- **PROBLEM**
Set down, in full, every record in the block.

- **Records from a data collection**
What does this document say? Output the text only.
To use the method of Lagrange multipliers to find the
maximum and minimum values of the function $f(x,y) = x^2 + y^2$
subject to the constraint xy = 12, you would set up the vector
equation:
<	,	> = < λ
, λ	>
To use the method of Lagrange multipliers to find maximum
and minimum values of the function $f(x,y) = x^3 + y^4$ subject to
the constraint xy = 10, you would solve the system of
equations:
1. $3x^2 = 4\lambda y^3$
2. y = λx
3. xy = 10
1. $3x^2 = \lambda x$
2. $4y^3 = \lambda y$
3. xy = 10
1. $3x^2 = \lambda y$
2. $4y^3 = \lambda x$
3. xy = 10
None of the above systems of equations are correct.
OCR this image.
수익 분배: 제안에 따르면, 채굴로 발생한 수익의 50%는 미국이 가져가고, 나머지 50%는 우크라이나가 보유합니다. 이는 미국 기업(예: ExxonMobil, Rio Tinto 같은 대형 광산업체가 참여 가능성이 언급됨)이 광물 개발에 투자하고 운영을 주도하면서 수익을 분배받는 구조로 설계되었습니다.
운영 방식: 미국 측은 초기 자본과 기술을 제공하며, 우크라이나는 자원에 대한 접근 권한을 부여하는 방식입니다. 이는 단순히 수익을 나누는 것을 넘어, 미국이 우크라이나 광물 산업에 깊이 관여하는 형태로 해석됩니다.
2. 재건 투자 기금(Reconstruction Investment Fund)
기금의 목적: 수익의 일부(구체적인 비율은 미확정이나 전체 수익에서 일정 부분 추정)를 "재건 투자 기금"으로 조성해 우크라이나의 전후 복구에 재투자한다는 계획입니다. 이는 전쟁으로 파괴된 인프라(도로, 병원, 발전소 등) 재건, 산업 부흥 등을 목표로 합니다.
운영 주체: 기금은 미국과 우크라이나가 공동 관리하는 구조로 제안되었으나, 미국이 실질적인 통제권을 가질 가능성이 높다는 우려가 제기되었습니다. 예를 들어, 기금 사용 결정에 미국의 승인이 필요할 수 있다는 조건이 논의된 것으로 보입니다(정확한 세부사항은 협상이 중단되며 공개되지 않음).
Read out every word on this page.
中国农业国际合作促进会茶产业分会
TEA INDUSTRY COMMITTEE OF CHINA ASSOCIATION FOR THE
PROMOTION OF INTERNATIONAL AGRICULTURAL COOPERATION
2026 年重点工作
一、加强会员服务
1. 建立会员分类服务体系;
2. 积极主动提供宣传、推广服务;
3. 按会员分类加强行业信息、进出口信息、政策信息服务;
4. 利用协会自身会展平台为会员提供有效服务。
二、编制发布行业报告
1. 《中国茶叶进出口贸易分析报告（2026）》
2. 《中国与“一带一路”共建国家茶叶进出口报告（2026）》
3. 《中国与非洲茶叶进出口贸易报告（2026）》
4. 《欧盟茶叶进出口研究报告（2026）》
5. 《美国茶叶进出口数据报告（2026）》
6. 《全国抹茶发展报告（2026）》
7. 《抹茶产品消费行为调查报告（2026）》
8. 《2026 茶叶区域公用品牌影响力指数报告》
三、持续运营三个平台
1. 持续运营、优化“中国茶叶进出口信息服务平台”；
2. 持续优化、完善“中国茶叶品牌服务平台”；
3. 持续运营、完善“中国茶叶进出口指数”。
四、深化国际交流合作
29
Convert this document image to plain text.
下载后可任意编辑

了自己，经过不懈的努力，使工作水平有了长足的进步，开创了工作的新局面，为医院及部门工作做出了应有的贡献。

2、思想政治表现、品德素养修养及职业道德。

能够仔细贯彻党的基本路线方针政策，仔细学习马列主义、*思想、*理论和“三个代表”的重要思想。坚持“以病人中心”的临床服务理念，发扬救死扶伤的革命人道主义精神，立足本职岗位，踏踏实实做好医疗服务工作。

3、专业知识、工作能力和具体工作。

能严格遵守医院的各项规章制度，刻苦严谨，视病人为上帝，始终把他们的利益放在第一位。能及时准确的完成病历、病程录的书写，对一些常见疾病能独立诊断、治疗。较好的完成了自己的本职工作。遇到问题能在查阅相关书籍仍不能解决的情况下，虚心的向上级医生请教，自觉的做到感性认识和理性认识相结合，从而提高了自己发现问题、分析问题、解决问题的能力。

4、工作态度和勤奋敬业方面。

- **SOLUTION FOR THIS EXERCISE**
What does this document say? Output the text only.
To use the method of Lagrange multipliers to find the
maximum and minimum values of the function $f(x,y) = x^2 + y^2$
subject to the constraint xy = 12, you would set up the vector
equation:
<	,	> = < λ
, λ	>
To use the method of Lagrange multipliers to find maximum
and minimum values of the function $f(x,y) = x^3 + y^4$ subject to
the constraint xy = 10, you would solve the system of
equations:
1. $3x^2 = 4\lambda y^3$
2. y = λx
3. xy = 10
1. $3x^2 = \lambda x$
2. $4y^3 = \lambda y$
3. xy = 10
1. $3x^2 = \lambda y$
2. $4y^3 = \lambda x$
3. xy = 10
None of the above systems of equations are correct.
OCR this image.
수익 분배: 제안에 따르면, 채굴로 발생한 수익의 50%는 미국이 가져가고, 나머지 50%는 우크라이나가 보유합니다. 이는 미국 기업(예: ExxonMobil, Rio Tinto 같은 대형 광산업체가 참여 가능성이 언급됨)이 광물 개발에 투자하고 운영을 주도하면서 수익을 분배받는 구조로 설계되었습니다.
운영 방식: 미국 측은 초기 자본과 기술을 제공하며, 우크라이나는 자원에 대한 접근 권한을 부여하는 방식입니다. 이는 단순히 수익을 나누는 것을 넘어, 미국이 우크라이나 광물 산업에 깊이 관여하는 형태로 해석됩니다.
2. 재건 투자 기금(Reconstruction Investment Fund)
기금의 목적: 수익의 일부(구체적인 비율은 미확정이나 전체 수익에서 일정 부분 추정)를 "재건 투자 기금"으로 조성해 우크라이나의 전후 복구에 재투자한다는 계획입니다. 이는 전쟁으로 파괴된 인프라(도로, 병원, 발전소 등) 재건, 산업 부흥 등을 목표로 합니다.
운영 주체: 기금은 미국과 우크라이나가 공동 관리하는 구조로 제안되었으나, 미국이 실질적인 통제권을 가질 가능성이 높다는 우려가 제기되었습니다. 예를 들어, 기금 사용 결정에 미국의 승인이 필요할 수 있다는 조건이 논의된 것으로 보입니다(정확한 세부사항은 협상이 중단되며 공개되지 않음).
Read out every word on this page.
中国农业国际合作促进会茶产业分会
TEA INDUSTRY COMMITTEE OF CHINA ASSOCIATION FOR THE
PROMOTION OF INTERNATIONAL AGRICULTURAL COOPERATION
2026 年重点工作
一、加强会员服务
1. 建立会员分类服务体系;
2. 积极主动提供宣传、推广服务;
3. 按会员分类加强行业信息、进出口信息、政策信息服务;
4. 利用协会自身会展平台为会员提供有效服务。
二、编制发布行业报告
1. 《中国茶叶进出口贸易分析报告（2026）》
2. 《中国与“一带一路”共建国家茶叶进出口报告（2026）》
3. 《中国与非洲茶叶进出口贸易报告（2026）》
4. 《欧盟茶叶进出口研究报告（2026）》
5. 《美国茶叶进出口数据报告（2026）》
6. 《全国抹茶发展报告（2026）》
7. 《抹茶产品消费行为调查报告（2026）》
8. 《2026 茶叶区域公用品牌影响力指数报告》
三、持续运营三个平台
1. 持续运营、优化“中国茶叶进出口信息服务平台”；
2. 持续优化、完善“中国茶叶品牌服务平台”；
3. 持续运营、完善“中国茶叶进出口指数”。
四、深化国际交流合作
29
Convert this document image to plain text.
下载后可任意编辑

了自己，经过不懈的努力，使工作水平有了长足的进步，开创了工作的新局面，为医院及部门工作做出了应有的贡献。

2、思想政治表现、品德素养修养及职业道德。

能够仔细贯彻党的基本路线方针政策，仔细学习马列主义、*思想、*理论和“三个代表”的重要思想。坚持“以病人中心”的临床服务理念，发扬救死扶伤的革命人道主义精神，立足本职岗位，踏踏实实做好医疗服务工作。

3、专业知识、工作能力和具体工作。

能严格遵守医院的各项规章制度，刻苦严谨，视病人为上帝，始终把他们的利益放在第一位。能及时准确的完成病历、病程录的书写，对一些常见疾病能独立诊断、治疗。较好的完成了自己的本职工作。遇到问题能在查阅相关书籍仍不能解决的情况下，虚心的向上级医生请教，自觉的做到感性认识和理性认识相结合，从而提高了自己发现问题、分析问题、解决问题的能力。

4、工作态度和勤奋敬业方面。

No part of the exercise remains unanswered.